Entries from a dataset:
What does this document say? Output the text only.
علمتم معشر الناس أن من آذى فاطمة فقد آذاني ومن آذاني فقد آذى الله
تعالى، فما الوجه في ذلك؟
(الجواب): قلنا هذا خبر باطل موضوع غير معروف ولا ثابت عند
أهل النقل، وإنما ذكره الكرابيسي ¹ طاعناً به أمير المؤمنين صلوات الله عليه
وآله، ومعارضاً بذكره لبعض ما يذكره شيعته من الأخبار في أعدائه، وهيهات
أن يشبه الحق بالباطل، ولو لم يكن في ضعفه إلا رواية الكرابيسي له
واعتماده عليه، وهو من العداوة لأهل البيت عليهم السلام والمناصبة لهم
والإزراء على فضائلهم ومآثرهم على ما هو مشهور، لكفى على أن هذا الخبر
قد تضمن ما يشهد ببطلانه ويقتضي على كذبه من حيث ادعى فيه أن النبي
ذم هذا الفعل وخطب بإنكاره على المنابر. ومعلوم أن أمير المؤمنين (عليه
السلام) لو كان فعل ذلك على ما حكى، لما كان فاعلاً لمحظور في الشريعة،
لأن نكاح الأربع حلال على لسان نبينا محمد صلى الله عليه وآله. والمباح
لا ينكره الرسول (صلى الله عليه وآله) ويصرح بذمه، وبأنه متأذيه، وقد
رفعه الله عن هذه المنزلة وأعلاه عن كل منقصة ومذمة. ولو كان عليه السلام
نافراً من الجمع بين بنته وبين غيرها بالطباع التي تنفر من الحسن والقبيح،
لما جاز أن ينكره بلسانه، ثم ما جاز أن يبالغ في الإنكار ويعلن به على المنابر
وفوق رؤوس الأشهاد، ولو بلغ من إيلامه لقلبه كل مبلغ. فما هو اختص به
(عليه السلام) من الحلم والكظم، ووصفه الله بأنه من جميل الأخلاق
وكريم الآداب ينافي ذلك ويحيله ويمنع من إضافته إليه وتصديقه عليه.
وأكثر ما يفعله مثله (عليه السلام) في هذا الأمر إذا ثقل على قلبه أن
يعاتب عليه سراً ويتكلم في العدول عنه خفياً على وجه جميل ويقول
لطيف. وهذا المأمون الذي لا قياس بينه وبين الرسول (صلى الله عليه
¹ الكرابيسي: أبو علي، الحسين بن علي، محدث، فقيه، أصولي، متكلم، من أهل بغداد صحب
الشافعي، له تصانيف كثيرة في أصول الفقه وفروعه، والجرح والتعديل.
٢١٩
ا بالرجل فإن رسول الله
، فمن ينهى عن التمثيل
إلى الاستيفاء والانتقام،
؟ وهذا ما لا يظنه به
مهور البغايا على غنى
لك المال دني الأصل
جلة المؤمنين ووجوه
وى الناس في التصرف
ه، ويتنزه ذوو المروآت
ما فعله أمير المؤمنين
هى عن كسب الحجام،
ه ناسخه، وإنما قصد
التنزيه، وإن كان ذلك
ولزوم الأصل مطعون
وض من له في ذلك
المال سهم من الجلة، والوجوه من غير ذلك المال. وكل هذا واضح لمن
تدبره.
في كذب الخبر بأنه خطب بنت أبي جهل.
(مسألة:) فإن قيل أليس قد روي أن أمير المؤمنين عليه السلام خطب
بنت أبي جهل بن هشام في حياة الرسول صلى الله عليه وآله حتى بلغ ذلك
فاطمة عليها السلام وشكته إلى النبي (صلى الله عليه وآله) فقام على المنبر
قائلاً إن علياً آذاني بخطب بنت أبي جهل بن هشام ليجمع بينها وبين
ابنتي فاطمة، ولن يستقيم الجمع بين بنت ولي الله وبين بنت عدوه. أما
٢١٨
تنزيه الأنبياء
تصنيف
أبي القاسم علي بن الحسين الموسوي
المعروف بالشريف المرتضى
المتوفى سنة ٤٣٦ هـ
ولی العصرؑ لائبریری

AIM OF THE EXERCISE — Every line above needs to be retyped exactly.

COMPLETE RESPONSE —
What does this document say? Output the text only.
علمتم معشر الناس أن من آذى فاطمة فقد آذاني ومن آذاني فقد آذى الله
تعالى، فما الوجه في ذلك؟
(الجواب): قلنا هذا خبر باطل موضوع غير معروف ولا ثابت عند
أهل النقل، وإنما ذكره الكرابيسي ¹ طاعناً به أمير المؤمنين صلوات الله عليه
وآله، ومعارضاً بذكره لبعض ما يذكره شيعته من الأخبار في أعدائه، وهيهات
أن يشبه الحق بالباطل، ولو لم يكن في ضعفه إلا رواية الكرابيسي له
واعتماده عليه، وهو من العداوة لأهل البيت عليهم السلام والمناصبة لهم
والإزراء على فضائلهم ومآثرهم على ما هو مشهور، لكفى على أن هذا الخبر
قد تضمن ما يشهد ببطلانه ويقتضي على كذبه من حيث ادعى فيه أن النبي
ذم هذا الفعل وخطب بإنكاره على المنابر. ومعلوم أن أمير المؤمنين (عليه
السلام) لو كان فعل ذلك على ما حكى، لما كان فاعلاً لمحظور في الشريعة،
لأن نكاح الأربع حلال على لسان نبينا محمد صلى الله عليه وآله. والمباح
لا ينكره الرسول (صلى الله عليه وآله) ويصرح بذمه، وبأنه متأذيه، وقد
رفعه الله عن هذه المنزلة وأعلاه عن كل منقصة ومذمة. ولو كان عليه السلام
نافراً من الجمع بين بنته وبين غيرها بالطباع التي تنفر من الحسن والقبيح،
لما جاز أن ينكره بلسانه، ثم ما جاز أن يبالغ في الإنكار ويعلن به على المنابر
وفوق رؤوس الأشهاد، ولو بلغ من إيلامه لقلبه كل مبلغ. فما هو اختص به
(عليه السلام) من الحلم والكظم، ووصفه الله بأنه من جميل الأخلاق
وكريم الآداب ينافي ذلك ويحيله ويمنع من إضافته إليه وتصديقه عليه.
وأكثر ما يفعله مثله (عليه السلام) في هذا الأمر إذا ثقل على قلبه أن
يعاتب عليه سراً ويتكلم في العدول عنه خفياً على وجه جميل ويقول
لطيف. وهذا المأمون الذي لا قياس بينه وبين الرسول (صلى الله عليه
¹ الكرابيسي: أبو علي، الحسين بن علي، محدث، فقيه، أصولي، متكلم، من أهل بغداد صحب
الشافعي، له تصانيف كثيرة في أصول الفقه وفروعه، والجرح والتعديل.
٢١٩
ا بالرجل فإن رسول الله
، فمن ينهى عن التمثيل
إلى الاستيفاء والانتقام،
؟ وهذا ما لا يظنه به
مهور البغايا على غنى
لك المال دني الأصل
جلة المؤمنين ووجوه
وى الناس في التصرف
ه، ويتنزه ذوو المروآت
ما فعله أمير المؤمنين
هى عن كسب الحجام،
ه ناسخه، وإنما قصد
التنزيه، وإن كان ذلك
ولزوم الأصل مطعون
وض من له في ذلك
المال سهم من الجلة، والوجوه من غير ذلك المال. وكل هذا واضح لمن
تدبره.
في كذب الخبر بأنه خطب بنت أبي جهل.
(مسألة:) فإن قيل أليس قد روي أن أمير المؤمنين عليه السلام خطب
بنت أبي جهل بن هشام في حياة الرسول صلى الله عليه وآله حتى بلغ ذلك
فاطمة عليها السلام وشكته إلى النبي (صلى الله عليه وآله) فقام على المنبر
قائلاً إن علياً آذاني بخطب بنت أبي جهل بن هشام ليجمع بينها وبين
ابنتي فاطمة، ولن يستقيم الجمع بين بنت ولي الله وبين بنت عدوه. أما
٢١٨
تنزيه الأنبياء
تصنيف
أبي القاسم علي بن الحسين الموسوي
المعروف بالشريف المرتضى
المتوفى سنة ٤٣٦ هـ
ولی العصرؑ لائبریری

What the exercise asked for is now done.